● **WHAT THE EXERCISE ASKS**: Without the images, write out the whole listing exactly.

● **Saved entries**:
----------------------------------------
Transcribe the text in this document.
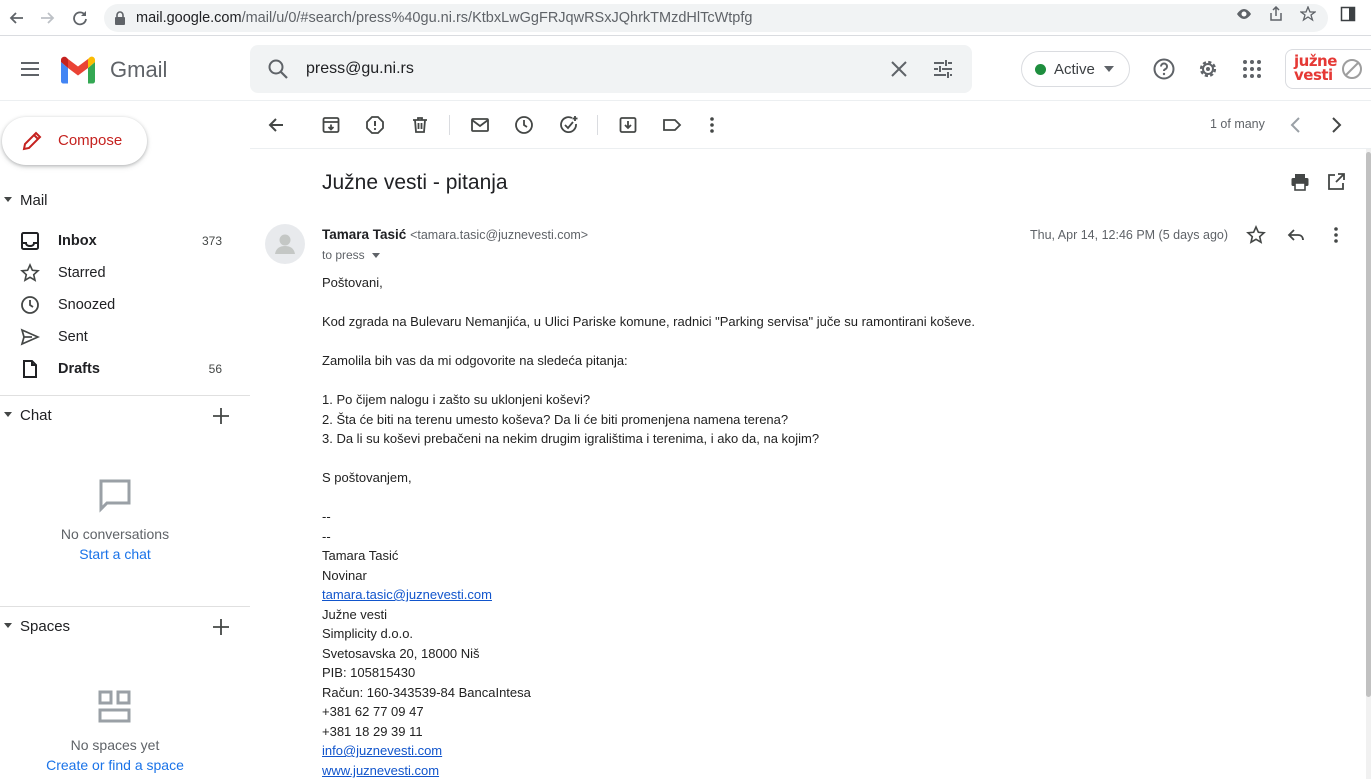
mail.google.com/mail/u/0/#search/press%40gu.ni.rs/KtbxLwGgFRJqwRSxJQhrkTMzdHlTcWtpfg
Gmail
press@gu.ni.rs	Active	južne
vesti
Compose
Mail
Inbox	373
Starred
Snoozed
Sent
Drafts	56
Chat
No conversations
Start a chat
Spaces
No spaces yet
Create or find a space
1 of many
Južne vesti - pitanja
Tamara Tasić <tamara.tasic@juznevesti.com>
to press
Thu, Apr 14, 12:46 PM (5 days ago)
Poštovani,
Kod zgrada na Bulevaru Nemanjića, u Ulici Pariske komune, radnici "Parking servisa" juče su ramontirani koševe.
Zamolila bih vas da mi odgovorite na sledeća pitanja:
1. Po čijem nalogu i zašto su uklonjeni koševi?
2. Šta će biti na terenu umesto koševa? Da li će biti promenjena namena terena?
3. Da li su koševi prebačeni na nekim drugim igralištima i terenima, i ako da, na kojim?
S poštovanjem,
--
--
Tamara Tasić
Novinar
tamara.tasic@juznevesti.com
Južne vesti
Simplicity d.o.o.
Svetosavska 20, 18000 Niš
PIB: 105815430
Račun: 160-343539-84 BancaIntesa
+381 62 77 09 47
+381 18 29 39 11
info@juznevesti.com
www.juznevesti.com
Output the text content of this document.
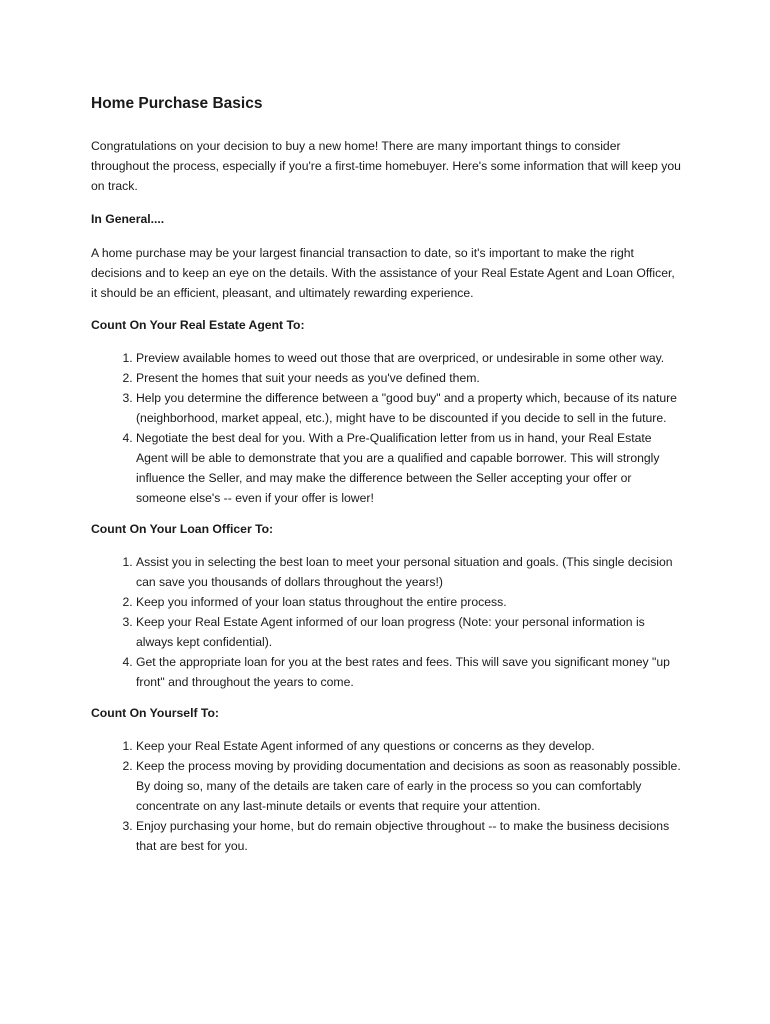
Home Purchase Basics

Congratulations on your decision to buy a new home! There are many important things to consider throughout the process, especially if you're a first-time homebuyer. Here's some information that will keep you on track.

In General....

A home purchase may be your largest financial transaction to date, so it's important to make the right decisions and to keep an eye on the details. With the assistance of your Real Estate Agent and Loan Officer, it should be an efficient, pleasant, and ultimately rewarding experience.

Count On Your Real Estate Agent To:

1. Preview available homes to weed out those that are overpriced, or undesirable in some other way.
2. Present the homes that suit your needs as you've defined them.
3. Help you determine the difference between a "good buy" and a property which, because of its nature (neighborhood, market appeal, etc.), might have to be discounted if you decide to sell in the future.
4. Negotiate the best deal for you. With a Pre-Qualification letter from us in hand, your Real Estate Agent will be able to demonstrate that you are a qualified and capable borrower. This will strongly influence the Seller, and may make the difference between the Seller accepting your offer or someone else's -- even if your offer is lower!

Count On Your Loan Officer To:

1. Assist you in selecting the best loan to meet your personal situation and goals. (This single decision can save you thousands of dollars throughout the years!)
2. Keep you informed of your loan status throughout the entire process.
3. Keep your Real Estate Agent informed of our loan progress (Note: your personal information is always kept confidential).
4. Get the appropriate loan for you at the best rates and fees. This will save you significant money "up front" and throughout the years to come.

Count On Yourself To:

1. Keep your Real Estate Agent informed of any questions or concerns as they develop.
2. Keep the process moving by providing documentation and decisions as soon as reasonably possible. By doing so, many of the details are taken care of early in the process so you can comfortably concentrate on any last-minute details or events that require your attention.
3. Enjoy purchasing your home, but do remain objective throughout -- to make the business decisions that are best for you.
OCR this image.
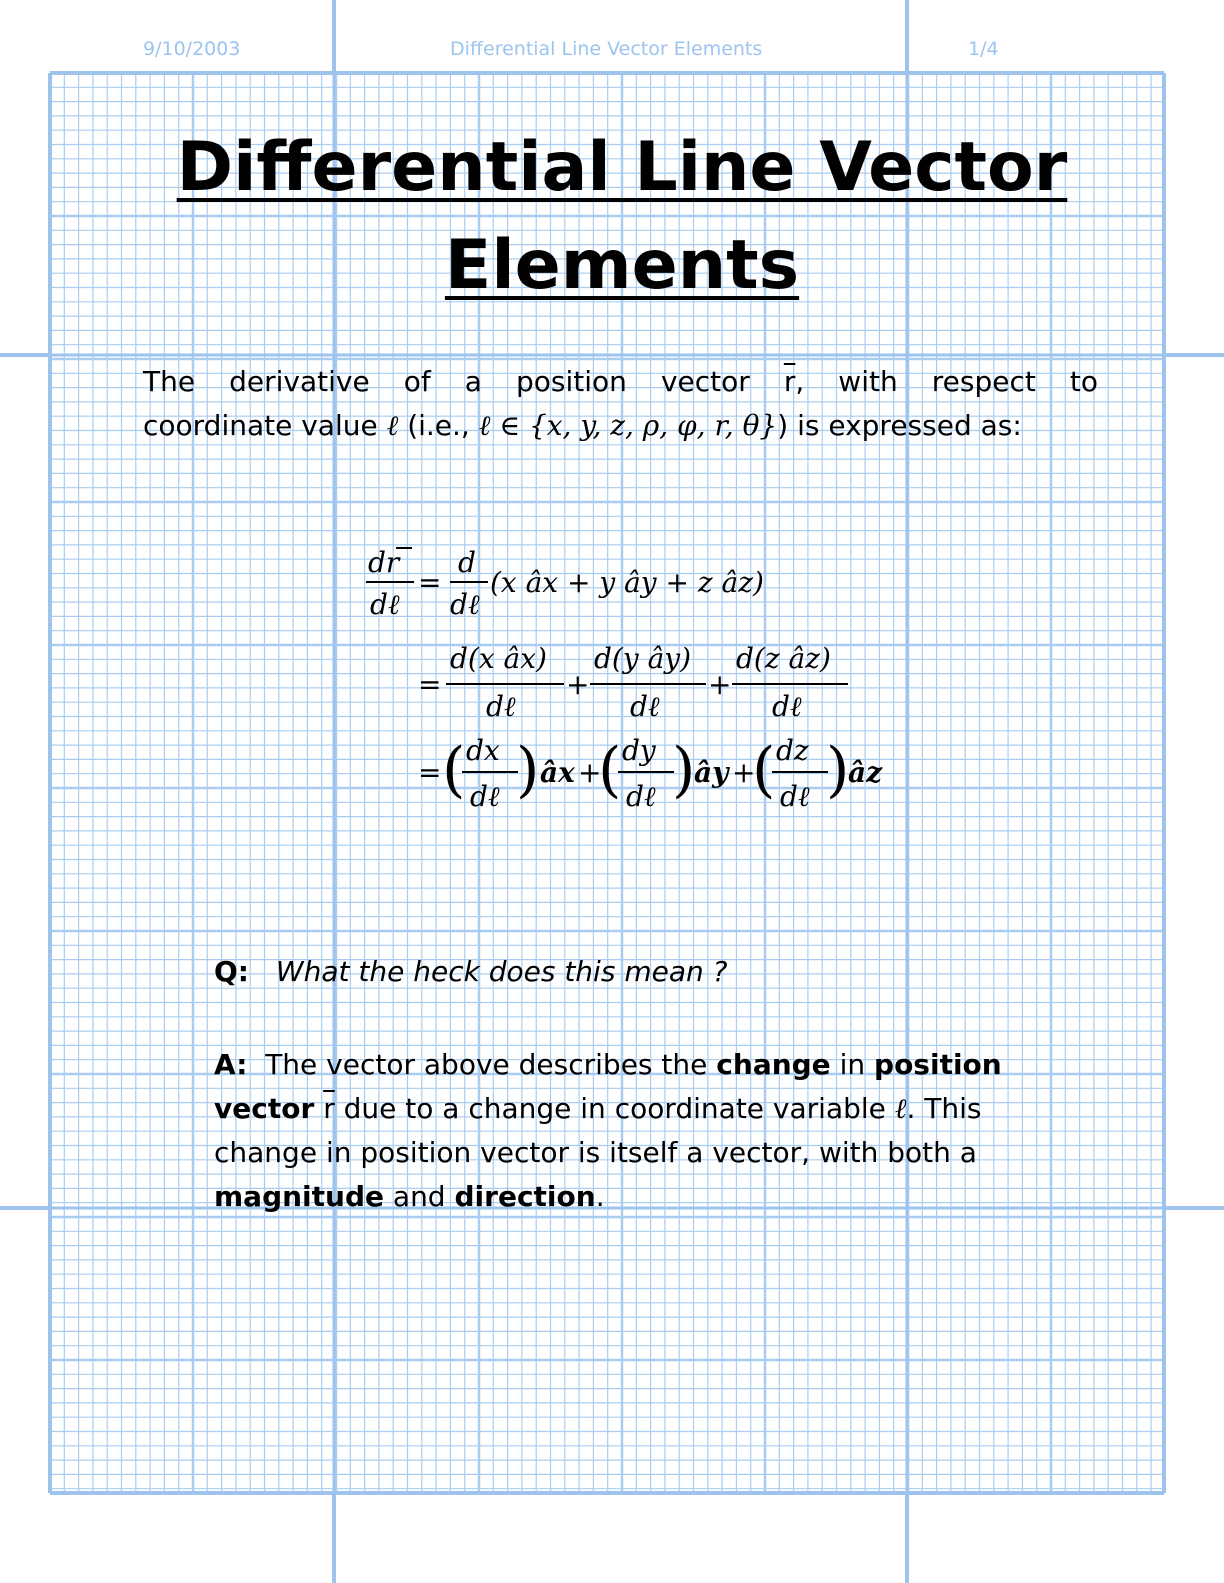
9/10/2003	Differential Line Vector Elements	1/4
Differential Line Vector
Elements
The derivative of a position vector $\overline{r}$, with respect to
coordinate value ℓ (i.e., ℓ ∈ {x, y, z, ρ, φ, r, θ}) is expressed as:
dr
dℓ
=
d
dℓ
(x âx + y ây + z âz)
=
d(x âx)
dℓ
+
d(y ây)
dℓ
+
d(z âz)
dℓ
= ( dx
dℓ ) âx +
( dy
dℓ )
ây +
( dz
dℓ )
âz
Q: What the heck does this mean ?
A: The vector above describes the change in position vector $\overline{r}$ due to a change in coordinate variable ℓ. This change in position vector is itself a vector, with both a magnitude and direction.
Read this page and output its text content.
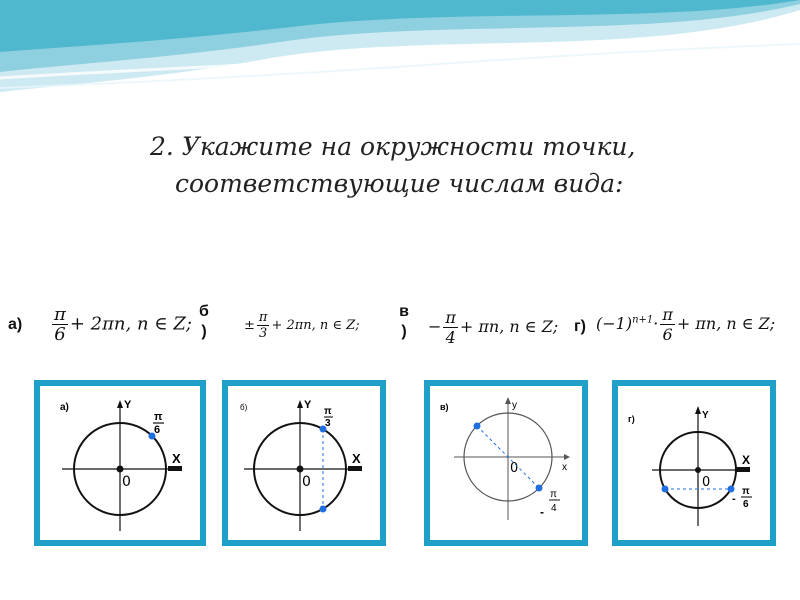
2. Укажите на окружности точки,
соответствующие числам вида:
а)
б
)
в
)	г)
$\frac{\pi}{6} + 2\pi n$, n ∈ Z;	± $\frac{\pi}{3} + 2\pi n$, n ∈ Z;	− $\frac{\pi}{4} + \pi n$, n ∈ Z; $(-1)^{n+1}\cdot \frac{\pi}{6} + \pi n$, n ∈ Z;
а)	Y
X
0
π
6
б)	Y
X
0
π
3
в)	y
x
0
-
π
4
г)	Y
X
0
-
π
6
----------------------------------------
● **WRITTEN ANSWER**:
Transcribe the text in this document.
mail.google.com/mail/u/0/#search/press%40gu.ni.rs/KtbxLwGgFRJqwRSxJQhrkTMzdHlTcWtpfg
Gmail
press@gu.ni.rs	Active	južne
vesti
Compose
Mail
Inbox	373
Starred
Snoozed
Sent
Drafts	56
Chat
No conversations
Start a chat
Spaces
No spaces yet
Create or find a space
1 of many
Južne vesti - pitanja
Tamara Tasić <tamara.tasic@juznevesti.com>
to press
Thu, Apr 14, 12:46 PM (5 days ago)
Poštovani,
Kod zgrada na Bulevaru Nemanjića, u Ulici Pariske komune, radnici "Parking servisa" juče su ramontirani koševe.
Zamolila bih vas da mi odgovorite na sledeća pitanja:
1. Po čijem nalogu i zašto su uklonjeni koševi?
2. Šta će biti na terenu umesto koševa? Da li će biti promenjena namena terena?
3. Da li su koševi prebačeni na nekim drugim igralištima i terenima, i ako da, na kojim?
S poštovanjem,
--
--
Tamara Tasić
Novinar
tamara.tasic@juznevesti.com
Južne vesti
Simplicity d.o.o.
Svetosavska 20, 18000 Niš
PIB: 105815430
Račun: 160-343539-84 BancaIntesa
+381 62 77 09 47
+381 18 29 39 11
info@juznevesti.com
www.juznevesti.com
Output the text content of this document.
Home Purchase Basics

Congratulations on your decision to buy a new home! There are many important things to consider throughout the process, especially if you're a first-time homebuyer. Here's some information that will keep you on track.

In General....

A home purchase may be your largest financial transaction to date, so it's important to make the right decisions and to keep an eye on the details. With the assistance of your Real Estate Agent and Loan Officer, it should be an efficient, pleasant, and ultimately rewarding experience.

Count On Your Real Estate Agent To:

1. Preview available homes to weed out those that are overpriced, or undesirable in some other way.
2. Present the homes that suit your needs as you've defined them.
3. Help you determine the difference between a "good buy" and a property which, because of its nature (neighborhood, market appeal, etc.), might have to be discounted if you decide to sell in the future.
4. Negotiate the best deal for you. With a Pre-Qualification letter from us in hand, your Real Estate Agent will be able to demonstrate that you are a qualified and capable borrower. This will strongly influence the Seller, and may make the difference between the Seller accepting your offer or someone else's -- even if your offer is lower!

Count On Your Loan Officer To:

1. Assist you in selecting the best loan to meet your personal situation and goals. (This single decision can save you thousands of dollars throughout the years!)
2. Keep you informed of your loan status throughout the entire process.
3. Keep your Real Estate Agent informed of our loan progress (Note: your personal information is always kept confidential).
4. Get the appropriate loan for you at the best rates and fees. This will save you significant money "up front" and throughout the years to come.

Count On Yourself To:

1. Keep your Real Estate Agent informed of any questions or concerns as they develop.
2. Keep the process moving by providing documentation and decisions as soon as reasonably possible. By doing so, many of the details are taken care of early in the process so you can comfortably concentrate on any last-minute details or events that require your attention.
3. Enjoy purchasing your home, but do remain objective throughout -- to make the business decisions that are best for you.
OCR this image.
9/10/2003	Differential Line Vector Elements	1/4
Differential Line Vector
Elements
The derivative of a position vector $\overline{r}$, with respect to
coordinate value ℓ (i.e., ℓ ∈ {x, y, z, ρ, φ, r, θ}) is expressed as:
dr
dℓ
=
d
dℓ
(x âx + y ây + z âz)
=
d(x âx)
dℓ
+
d(y ây)
dℓ
+
d(z âz)
dℓ
= ( dx
dℓ ) âx +
( dy
dℓ )
ây +
( dz
dℓ )
âz
Q: What the heck does this mean ?
A: The vector above describes the change in position vector $\overline{r}$ due to a change in coordinate variable ℓ. This change in position vector is itself a vector, with both a magnitude and direction.
Read this page and output its text content.
2. Укажите на окружности точки,
соответствующие числам вида:
а)
б
)
в
)	г)
$\frac{\pi}{6} + 2\pi n$, n ∈ Z;	± $\frac{\pi}{3} + 2\pi n$, n ∈ Z;	− $\frac{\pi}{4} + \pi n$, n ∈ Z; $(-1)^{n+1}\cdot \frac{\pi}{6} + \pi n$, n ∈ Z;
а)	Y
X
0
π
6
б)	Y
X
0
π
3
в)	y
x
0
-
π
4
г)	Y
X
0
-
π
6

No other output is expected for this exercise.